* Instruction
Select every line holding the word "百姓大舞台领导致辞" and copy it.

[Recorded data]

────────────────

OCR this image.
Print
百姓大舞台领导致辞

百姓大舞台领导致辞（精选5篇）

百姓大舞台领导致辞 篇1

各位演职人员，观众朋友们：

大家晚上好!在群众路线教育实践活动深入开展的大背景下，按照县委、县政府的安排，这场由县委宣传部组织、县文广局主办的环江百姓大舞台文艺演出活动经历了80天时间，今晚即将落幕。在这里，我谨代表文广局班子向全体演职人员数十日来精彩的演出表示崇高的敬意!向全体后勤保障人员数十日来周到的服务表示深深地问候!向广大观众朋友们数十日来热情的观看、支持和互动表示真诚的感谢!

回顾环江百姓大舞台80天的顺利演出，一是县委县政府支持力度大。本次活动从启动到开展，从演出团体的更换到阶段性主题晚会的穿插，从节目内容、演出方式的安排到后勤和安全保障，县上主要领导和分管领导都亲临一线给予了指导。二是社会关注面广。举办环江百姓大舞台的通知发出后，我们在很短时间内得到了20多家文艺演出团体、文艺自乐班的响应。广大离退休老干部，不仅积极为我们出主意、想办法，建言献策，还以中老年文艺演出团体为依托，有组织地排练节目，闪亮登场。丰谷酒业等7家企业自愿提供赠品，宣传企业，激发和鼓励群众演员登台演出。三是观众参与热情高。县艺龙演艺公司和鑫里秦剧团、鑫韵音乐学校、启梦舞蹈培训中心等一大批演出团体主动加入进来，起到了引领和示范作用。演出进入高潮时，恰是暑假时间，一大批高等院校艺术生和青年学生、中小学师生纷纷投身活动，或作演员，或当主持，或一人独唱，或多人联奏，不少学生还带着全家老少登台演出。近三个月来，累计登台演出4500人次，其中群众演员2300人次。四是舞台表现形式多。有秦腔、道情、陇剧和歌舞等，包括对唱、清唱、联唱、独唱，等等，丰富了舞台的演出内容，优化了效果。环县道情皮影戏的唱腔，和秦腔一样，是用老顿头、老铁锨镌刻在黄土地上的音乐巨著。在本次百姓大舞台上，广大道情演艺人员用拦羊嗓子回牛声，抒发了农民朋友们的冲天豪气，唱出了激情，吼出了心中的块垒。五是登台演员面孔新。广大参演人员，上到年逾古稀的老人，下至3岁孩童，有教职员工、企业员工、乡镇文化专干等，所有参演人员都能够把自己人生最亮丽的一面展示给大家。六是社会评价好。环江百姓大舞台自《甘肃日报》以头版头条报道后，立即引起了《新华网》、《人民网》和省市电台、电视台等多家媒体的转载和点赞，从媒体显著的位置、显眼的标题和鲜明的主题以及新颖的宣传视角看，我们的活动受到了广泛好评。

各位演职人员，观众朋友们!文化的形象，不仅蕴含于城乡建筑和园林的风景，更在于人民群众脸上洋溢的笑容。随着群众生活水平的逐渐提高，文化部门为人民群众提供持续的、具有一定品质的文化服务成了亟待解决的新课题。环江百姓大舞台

────────────────

* Final result
百姓大舞台领导致辞
百姓大舞台领导致辞（精选5篇）
百姓大舞台领导致辞 篇1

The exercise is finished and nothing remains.